- Dataset content -
* Start *
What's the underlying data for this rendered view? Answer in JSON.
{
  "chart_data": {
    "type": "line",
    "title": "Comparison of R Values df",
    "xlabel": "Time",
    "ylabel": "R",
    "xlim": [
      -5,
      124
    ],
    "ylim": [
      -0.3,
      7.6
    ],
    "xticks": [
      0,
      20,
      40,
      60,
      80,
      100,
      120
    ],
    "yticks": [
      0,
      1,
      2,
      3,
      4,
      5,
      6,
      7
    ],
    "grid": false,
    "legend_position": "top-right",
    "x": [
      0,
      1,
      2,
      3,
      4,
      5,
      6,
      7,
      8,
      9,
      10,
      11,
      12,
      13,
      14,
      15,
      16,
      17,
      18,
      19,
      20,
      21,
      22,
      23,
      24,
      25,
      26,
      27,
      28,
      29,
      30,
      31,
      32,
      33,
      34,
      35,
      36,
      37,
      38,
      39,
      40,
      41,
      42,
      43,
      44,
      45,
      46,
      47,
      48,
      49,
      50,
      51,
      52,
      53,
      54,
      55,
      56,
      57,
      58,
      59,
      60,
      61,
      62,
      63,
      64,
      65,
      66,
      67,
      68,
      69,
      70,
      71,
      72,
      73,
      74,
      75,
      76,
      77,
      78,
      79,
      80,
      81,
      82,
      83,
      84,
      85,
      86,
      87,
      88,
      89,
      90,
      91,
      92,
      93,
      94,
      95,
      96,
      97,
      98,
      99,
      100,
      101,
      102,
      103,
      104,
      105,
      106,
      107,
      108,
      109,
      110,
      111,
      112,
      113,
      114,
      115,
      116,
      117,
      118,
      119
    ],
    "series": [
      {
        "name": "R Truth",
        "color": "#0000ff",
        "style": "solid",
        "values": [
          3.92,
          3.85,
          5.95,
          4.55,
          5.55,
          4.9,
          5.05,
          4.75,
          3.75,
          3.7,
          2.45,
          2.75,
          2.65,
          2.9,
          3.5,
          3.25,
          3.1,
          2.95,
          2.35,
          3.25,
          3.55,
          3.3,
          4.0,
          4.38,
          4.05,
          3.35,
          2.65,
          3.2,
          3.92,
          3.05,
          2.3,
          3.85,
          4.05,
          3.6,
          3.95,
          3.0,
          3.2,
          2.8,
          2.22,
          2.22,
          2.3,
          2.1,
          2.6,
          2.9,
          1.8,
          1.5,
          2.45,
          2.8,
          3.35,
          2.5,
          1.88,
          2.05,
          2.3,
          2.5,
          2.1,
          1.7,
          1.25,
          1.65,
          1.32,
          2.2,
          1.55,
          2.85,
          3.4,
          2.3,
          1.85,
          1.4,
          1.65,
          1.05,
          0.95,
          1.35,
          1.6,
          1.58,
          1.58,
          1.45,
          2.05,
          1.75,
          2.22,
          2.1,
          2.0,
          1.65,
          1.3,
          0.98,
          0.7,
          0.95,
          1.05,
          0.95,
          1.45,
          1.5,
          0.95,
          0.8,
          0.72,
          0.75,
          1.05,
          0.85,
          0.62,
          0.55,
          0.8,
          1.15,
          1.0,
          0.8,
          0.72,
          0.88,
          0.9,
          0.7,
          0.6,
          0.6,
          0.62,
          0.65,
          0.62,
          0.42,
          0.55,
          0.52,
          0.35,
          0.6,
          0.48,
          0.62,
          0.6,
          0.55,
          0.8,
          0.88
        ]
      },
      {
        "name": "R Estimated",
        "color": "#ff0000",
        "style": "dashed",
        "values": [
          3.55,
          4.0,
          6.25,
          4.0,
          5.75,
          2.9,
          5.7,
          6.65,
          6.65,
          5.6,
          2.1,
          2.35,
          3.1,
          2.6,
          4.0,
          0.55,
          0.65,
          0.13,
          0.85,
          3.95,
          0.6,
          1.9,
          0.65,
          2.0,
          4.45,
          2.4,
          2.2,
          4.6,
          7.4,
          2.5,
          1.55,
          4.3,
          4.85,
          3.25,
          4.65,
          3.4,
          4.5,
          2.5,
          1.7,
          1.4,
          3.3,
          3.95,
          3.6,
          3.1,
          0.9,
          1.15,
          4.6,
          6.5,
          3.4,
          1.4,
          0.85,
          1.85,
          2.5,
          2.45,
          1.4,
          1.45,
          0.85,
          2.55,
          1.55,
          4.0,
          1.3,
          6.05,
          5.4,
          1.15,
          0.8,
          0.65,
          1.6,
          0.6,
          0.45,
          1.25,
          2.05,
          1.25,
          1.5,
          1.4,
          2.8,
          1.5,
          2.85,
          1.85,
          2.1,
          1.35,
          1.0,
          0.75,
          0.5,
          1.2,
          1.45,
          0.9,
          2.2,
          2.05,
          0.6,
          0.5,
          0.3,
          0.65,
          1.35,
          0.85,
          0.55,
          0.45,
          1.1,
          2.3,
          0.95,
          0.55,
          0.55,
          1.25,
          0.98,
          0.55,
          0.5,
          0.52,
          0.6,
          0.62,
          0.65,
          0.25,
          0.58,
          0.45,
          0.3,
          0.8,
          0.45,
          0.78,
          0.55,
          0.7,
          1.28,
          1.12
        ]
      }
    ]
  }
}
* End *
Reproduce the records above exactly as they appear.

What's the underlying data for this rendered view? Answer in JSON.
{
  "chart_data": {
    "type": "line",
    "title": "Comparison of R Values df",
    "xlabel": "Time",
    "ylabel": "R",
    "xlim": [
      -5,
      124
    ],
    "ylim": [
      -0.3,
      7.6
    ],
    "xticks": [
      0,
      20,
      40,
      60,
      80,
      100,
      120
    ],
    "yticks": [
      0,
      1,
      2,
      3,
      4,
      5,
      6,
      7
    ],
    "grid": false,
    "legend_position": "top-right",
    "x": [
      0,
      1,
      2,
      3,
      4,
      5,
      6,
      7,
      8,
      9,
      10,
      11,
      12,
      13,
      14,
      15,
      16,
      17,
      18,
      19,
      20,
      21,
      22,
      23,
      24,
      25,
      26,
      27,
      28,
      29,
      30,
      31,
      32,
      33,
      34,
      35,
      36,
      37,
      38,
      39,
      40,
      41,
      42,
      43,
      44,
      45,
      46,
      47,
      48,
      49,
      50,
      51,
      52,
      53,
      54,
      55,
      56,
      57,
      58,
      59,
      60,
      61,
      62,
      63,
      64,
      65,
      66,
      67,
      68,
      69,
      70,
      71,
      72,
      73,
      74,
      75,
      76,
      77,
      78,
      79,
      80,
      81,
      82,
      83,
      84,
      85,
      86,
      87,
      88,
      89,
      90,
      91,
      92,
      93,
      94,
      95,
      96,
      97,
      98,
      99,
      100,
      101,
      102,
      103,
      104,
      105,
      106,
      107,
      108,
      109,
      110,
      111,
      112,
      113,
      114,
      115,
      116,
      117,
      118,
      119
    ],
    "series": [
      {
        "name": "R Truth",
        "color": "#0000ff",
        "style": "solid",
        "values": [
          3.92,
          3.85,
          5.95,
          4.55,
          5.55,
          4.9,
          5.05,
          4.75,
          3.75,
          3.7,
          2.45,
          2.75,
          2.65,
          2.9,
          3.5,
          3.25,
          3.1,
          2.95,
          2.35,
          3.25,
          3.55,
          3.3,
          4.0,
          4.38,
          4.05,
          3.35,
          2.65,
          3.2,
          3.92,
          3.05,
          2.3,
          3.85,
          4.05,
          3.6,
          3.95,
          3.0,
          3.2,
          2.8,
          2.22,
          2.22,
          2.3,
          2.1,
          2.6,
          2.9,
          1.8,
          1.5,
          2.45,
          2.8,
          3.35,
          2.5,
          1.88,
          2.05,
          2.3,
          2.5,
          2.1,
          1.7,
          1.25,
          1.65,
          1.32,
          2.2,
          1.55,
          2.85,
          3.4,
          2.3,
          1.85,
          1.4,
          1.65,
          1.05,
          0.95,
          1.35,
          1.6,
          1.58,
          1.58,
          1.45,
          2.05,
          1.75,
          2.22,
          2.1,
          2.0,
          1.65,
          1.3,
          0.98,
          0.7,
          0.95,
          1.05,
          0.95,
          1.45,
          1.5,
          0.95,
          0.8,
          0.72,
          0.75,
          1.05,
          0.85,
          0.62,
          0.55,
          0.8,
          1.15,
          1.0,
          0.8,
          0.72,
          0.88,
          0.9,
          0.7,
          0.6,
          0.6,
          0.62,
          0.65,
          0.62,
          0.42,
          0.55,
          0.52,
          0.35,
          0.6,
          0.48,
          0.62,
          0.6,
          0.55,
          0.8,
          0.88
        ]
      },
      {
        "name": "R Estimated",
        "color": "#ff0000",
        "style": "dashed",
        "values": [
          3.55,
          4.0,
          6.25,
          4.0,
          5.75,
          2.9,
          5.7,
          6.65,
          6.65,
          5.6,
          2.1,
          2.35,
          3.1,
          2.6,
          4.0,
          0.55,
          0.65,
          0.13,
          0.85,
          3.95,
          0.6,
          1.9,
          0.65,
          2.0,
          4.45,
          2.4,
          2.2,
          4.6,
          7.4,
          2.5,
          1.55,
          4.3,
          4.85,
          3.25,
          4.65,
          3.4,
          4.5,
          2.5,
          1.7,
          1.4,
          3.3,
          3.95,
          3.6,
          3.1,
          0.9,
          1.15,
          4.6,
          6.5,
          3.4,
          1.4,
          0.85,
          1.85,
          2.5,
          2.45,
          1.4,
          1.45,
          0.85,
          2.55,
          1.55,
          4.0,
          1.3,
          6.05,
          5.4,
          1.15,
          0.8,
          0.65,
          1.6,
          0.6,
          0.45,
          1.25,
          2.05,
          1.25,
          1.5,
          1.4,
          2.8,
          1.5,
          2.85,
          1.85,
          2.1,
          1.35,
          1.0,
          0.75,
          0.5,
          1.2,
          1.45,
          0.9,
          2.2,
          2.05,
          0.6,
          0.5,
          0.3,
          0.65,
          1.35,
          0.85,
          0.55,
          0.45,
          1.1,
          2.3,
          0.95,
          0.55,
          0.55,
          1.25,
          0.98,
          0.55,
          0.5,
          0.52,
          0.6,
          0.62,
          0.65,
          0.25,
          0.58,
          0.45,
          0.3,
          0.8,
          0.45,
          0.78,
          0.55,
          0.7,
          1.28,
          1.12
        ]
      }
    ]
  }
}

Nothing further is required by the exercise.